What needs to be done: Quote the listing below in its entirety.

The data:
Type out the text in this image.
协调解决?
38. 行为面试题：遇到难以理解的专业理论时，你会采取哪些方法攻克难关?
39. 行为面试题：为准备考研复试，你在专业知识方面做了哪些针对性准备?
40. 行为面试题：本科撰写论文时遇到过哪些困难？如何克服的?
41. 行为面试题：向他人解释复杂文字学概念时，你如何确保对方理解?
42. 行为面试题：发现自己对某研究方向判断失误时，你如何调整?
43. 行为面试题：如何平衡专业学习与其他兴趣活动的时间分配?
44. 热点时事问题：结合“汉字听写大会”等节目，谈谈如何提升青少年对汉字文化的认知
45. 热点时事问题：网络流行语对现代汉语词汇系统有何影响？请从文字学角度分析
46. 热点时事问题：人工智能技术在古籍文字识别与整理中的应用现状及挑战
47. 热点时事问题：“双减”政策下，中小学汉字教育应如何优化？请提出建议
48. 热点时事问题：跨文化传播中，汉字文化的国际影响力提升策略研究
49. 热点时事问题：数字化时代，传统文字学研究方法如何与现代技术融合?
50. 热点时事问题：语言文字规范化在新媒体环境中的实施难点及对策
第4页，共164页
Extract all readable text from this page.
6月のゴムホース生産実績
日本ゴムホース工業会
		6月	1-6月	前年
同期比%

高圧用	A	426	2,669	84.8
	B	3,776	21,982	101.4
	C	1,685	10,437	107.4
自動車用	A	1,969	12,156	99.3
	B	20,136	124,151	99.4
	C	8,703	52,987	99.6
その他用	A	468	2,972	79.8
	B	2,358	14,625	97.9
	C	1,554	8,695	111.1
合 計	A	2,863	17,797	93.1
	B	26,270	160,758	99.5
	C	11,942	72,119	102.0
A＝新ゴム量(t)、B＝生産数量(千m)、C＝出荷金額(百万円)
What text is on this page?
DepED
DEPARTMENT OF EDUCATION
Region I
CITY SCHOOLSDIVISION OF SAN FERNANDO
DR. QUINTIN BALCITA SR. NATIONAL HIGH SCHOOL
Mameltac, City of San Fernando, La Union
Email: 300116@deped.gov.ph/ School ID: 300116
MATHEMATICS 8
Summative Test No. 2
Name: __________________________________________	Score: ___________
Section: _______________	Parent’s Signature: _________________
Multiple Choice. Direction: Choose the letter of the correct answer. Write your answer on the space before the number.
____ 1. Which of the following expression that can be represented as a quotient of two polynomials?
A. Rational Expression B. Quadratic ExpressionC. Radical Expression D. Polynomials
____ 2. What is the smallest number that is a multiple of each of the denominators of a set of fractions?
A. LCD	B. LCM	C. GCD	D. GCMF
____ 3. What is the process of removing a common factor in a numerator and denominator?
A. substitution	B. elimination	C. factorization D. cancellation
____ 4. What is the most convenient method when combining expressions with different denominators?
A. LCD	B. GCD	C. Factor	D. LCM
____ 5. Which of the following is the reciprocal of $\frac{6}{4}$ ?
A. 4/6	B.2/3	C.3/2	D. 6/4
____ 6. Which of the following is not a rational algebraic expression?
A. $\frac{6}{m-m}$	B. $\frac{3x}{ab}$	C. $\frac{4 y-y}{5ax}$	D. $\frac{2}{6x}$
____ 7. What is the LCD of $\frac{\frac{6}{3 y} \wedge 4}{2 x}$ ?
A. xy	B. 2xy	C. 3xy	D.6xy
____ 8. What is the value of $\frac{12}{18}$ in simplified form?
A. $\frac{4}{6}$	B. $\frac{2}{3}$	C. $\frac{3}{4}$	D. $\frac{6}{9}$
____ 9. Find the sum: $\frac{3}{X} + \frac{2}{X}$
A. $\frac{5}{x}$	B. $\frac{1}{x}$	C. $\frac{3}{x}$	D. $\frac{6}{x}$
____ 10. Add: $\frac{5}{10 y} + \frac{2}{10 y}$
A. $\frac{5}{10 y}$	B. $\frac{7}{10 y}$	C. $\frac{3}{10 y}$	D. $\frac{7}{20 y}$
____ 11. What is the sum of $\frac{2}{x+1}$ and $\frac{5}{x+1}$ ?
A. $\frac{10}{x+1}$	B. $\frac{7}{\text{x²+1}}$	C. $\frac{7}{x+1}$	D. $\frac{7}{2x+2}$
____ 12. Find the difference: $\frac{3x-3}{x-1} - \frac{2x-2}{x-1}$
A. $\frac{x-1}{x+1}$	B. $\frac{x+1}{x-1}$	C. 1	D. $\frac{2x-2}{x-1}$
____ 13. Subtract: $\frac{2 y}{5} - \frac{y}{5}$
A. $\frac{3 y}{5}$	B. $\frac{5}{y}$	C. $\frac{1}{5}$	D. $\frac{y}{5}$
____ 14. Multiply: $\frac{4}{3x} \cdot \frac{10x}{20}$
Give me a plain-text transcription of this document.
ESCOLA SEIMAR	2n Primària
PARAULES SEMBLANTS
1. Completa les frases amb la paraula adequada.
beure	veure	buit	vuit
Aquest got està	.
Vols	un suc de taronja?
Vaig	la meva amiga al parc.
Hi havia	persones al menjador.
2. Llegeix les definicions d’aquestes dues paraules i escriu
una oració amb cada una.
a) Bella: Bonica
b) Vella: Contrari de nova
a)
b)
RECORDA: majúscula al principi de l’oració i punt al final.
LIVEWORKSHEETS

Solution:
Type out the text in this image.
协调解决?
38. 行为面试题：遇到难以理解的专业理论时，你会采取哪些方法攻克难关?
39. 行为面试题：为准备考研复试，你在专业知识方面做了哪些针对性准备?
40. 行为面试题：本科撰写论文时遇到过哪些困难？如何克服的?
41. 行为面试题：向他人解释复杂文字学概念时，你如何确保对方理解?
42. 行为面试题：发现自己对某研究方向判断失误时，你如何调整?
43. 行为面试题：如何平衡专业学习与其他兴趣活动的时间分配?
44. 热点时事问题：结合“汉字听写大会”等节目，谈谈如何提升青少年对汉字文化的认知
45. 热点时事问题：网络流行语对现代汉语词汇系统有何影响？请从文字学角度分析
46. 热点时事问题：人工智能技术在古籍文字识别与整理中的应用现状及挑战
47. 热点时事问题：“双减”政策下，中小学汉字教育应如何优化？请提出建议
48. 热点时事问题：跨文化传播中，汉字文化的国际影响力提升策略研究
49. 热点时事问题：数字化时代，传统文字学研究方法如何与现代技术融合?
50. 热点时事问题：语言文字规范化在新媒体环境中的实施难点及对策
第4页，共164页
Extract all readable text from this page.
6月のゴムホース生産実績
日本ゴムホース工業会
		6月	1-6月	前年
同期比%

高圧用	A	426	2,669	84.8
	B	3,776	21,982	101.4
	C	1,685	10,437	107.4
自動車用	A	1,969	12,156	99.3
	B	20,136	124,151	99.4
	C	8,703	52,987	99.6
その他用	A	468	2,972	79.8
	B	2,358	14,625	97.9
	C	1,554	8,695	111.1
合 計	A	2,863	17,797	93.1
	B	26,270	160,758	99.5
	C	11,942	72,119	102.0
A＝新ゴム量(t)、B＝生産数量(千m)、C＝出荷金額(百万円)
What text is on this page?
DepED
DEPARTMENT OF EDUCATION
Region I
CITY SCHOOLSDIVISION OF SAN FERNANDO
DR. QUINTIN BALCITA SR. NATIONAL HIGH SCHOOL
Mameltac, City of San Fernando, La Union
Email: 300116@deped.gov.ph/ School ID: 300116
MATHEMATICS 8
Summative Test No. 2
Name: __________________________________________	Score: ___________
Section: _______________	Parent’s Signature: _________________
Multiple Choice. Direction: Choose the letter of the correct answer. Write your answer on the space before the number.
____ 1. Which of the following expression that can be represented as a quotient of two polynomials?
A. Rational Expression B. Quadratic ExpressionC. Radical Expression D. Polynomials
____ 2. What is the smallest number that is a multiple of each of the denominators of a set of fractions?
A. LCD	B. LCM	C. GCD	D. GCMF
____ 3. What is the process of removing a common factor in a numerator and denominator?
A. substitution	B. elimination	C. factorization D. cancellation
____ 4. What is the most convenient method when combining expressions with different denominators?
A. LCD	B. GCD	C. Factor	D. LCM
____ 5. Which of the following is the reciprocal of $\frac{6}{4}$ ?
A. 4/6	B.2/3	C.3/2	D. 6/4
____ 6. Which of the following is not a rational algebraic expression?
A. $\frac{6}{m-m}$	B. $\frac{3x}{ab}$	C. $\frac{4 y-y}{5ax}$	D. $\frac{2}{6x}$
____ 7. What is the LCD of $\frac{\frac{6}{3 y} \wedge 4}{2 x}$ ?
A. xy	B. 2xy	C. 3xy	D.6xy
____ 8. What is the value of $\frac{12}{18}$ in simplified form?
A. $\frac{4}{6}$	B. $\frac{2}{3}$	C. $\frac{3}{4}$	D. $\frac{6}{9}$
____ 9. Find the sum: $\frac{3}{X} + \frac{2}{X}$
A. $\frac{5}{x}$	B. $\frac{1}{x}$	C. $\frac{3}{x}$	D. $\frac{6}{x}$
____ 10. Add: $\frac{5}{10 y} + \frac{2}{10 y}$
A. $\frac{5}{10 y}$	B. $\frac{7}{10 y}$	C. $\frac{3}{10 y}$	D. $\frac{7}{20 y}$
____ 11. What is the sum of $\frac{2}{x+1}$ and $\frac{5}{x+1}$ ?
A. $\frac{10}{x+1}$	B. $\frac{7}{\text{x²+1}}$	C. $\frac{7}{x+1}$	D. $\frac{7}{2x+2}$
____ 12. Find the difference: $\frac{3x-3}{x-1} - \frac{2x-2}{x-1}$
A. $\frac{x-1}{x+1}$	B. $\frac{x+1}{x-1}$	C. 1	D. $\frac{2x-2}{x-1}$
____ 13. Subtract: $\frac{2 y}{5} - \frac{y}{5}$
A. $\frac{3 y}{5}$	B. $\frac{5}{y}$	C. $\frac{1}{5}$	D. $\frac{y}{5}$
____ 14. Multiply: $\frac{4}{3x} \cdot \frac{10x}{20}$
Give me a plain-text transcription of this document.
ESCOLA SEIMAR	2n Primària
PARAULES SEMBLANTS
1. Completa les frases amb la paraula adequada.
beure	veure	buit	vuit
Aquest got està	.
Vols	un suc de taronja?
Vaig	la meva amiga al parc.
Hi havia	persones al menjador.
2. Llegeix les definicions d’aquestes dues paraules i escriu
una oració amb cada una.
a) Bella: Bonica
b) Vella: Contrari de nova
a)
b)
RECORDA: majúscula al principi de l’oració i punt al final.
LIVEWORKSHEETS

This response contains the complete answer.